The task
Report every line below that holds the word "from".

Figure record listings
---

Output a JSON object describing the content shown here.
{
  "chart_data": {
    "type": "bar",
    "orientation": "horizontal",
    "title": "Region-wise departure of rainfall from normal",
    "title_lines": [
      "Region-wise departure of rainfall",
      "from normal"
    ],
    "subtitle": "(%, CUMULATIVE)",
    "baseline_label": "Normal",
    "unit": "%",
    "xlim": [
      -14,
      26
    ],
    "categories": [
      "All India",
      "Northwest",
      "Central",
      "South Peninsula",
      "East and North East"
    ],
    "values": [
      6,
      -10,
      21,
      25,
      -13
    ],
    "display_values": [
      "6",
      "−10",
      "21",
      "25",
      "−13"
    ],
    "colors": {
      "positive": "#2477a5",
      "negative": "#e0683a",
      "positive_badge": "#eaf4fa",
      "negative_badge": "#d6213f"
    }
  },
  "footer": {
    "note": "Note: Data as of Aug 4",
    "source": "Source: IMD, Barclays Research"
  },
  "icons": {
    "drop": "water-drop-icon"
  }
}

---

Answer to the exercise
    "title": "Region-wise departure of rainfall from normal",
      "from normal"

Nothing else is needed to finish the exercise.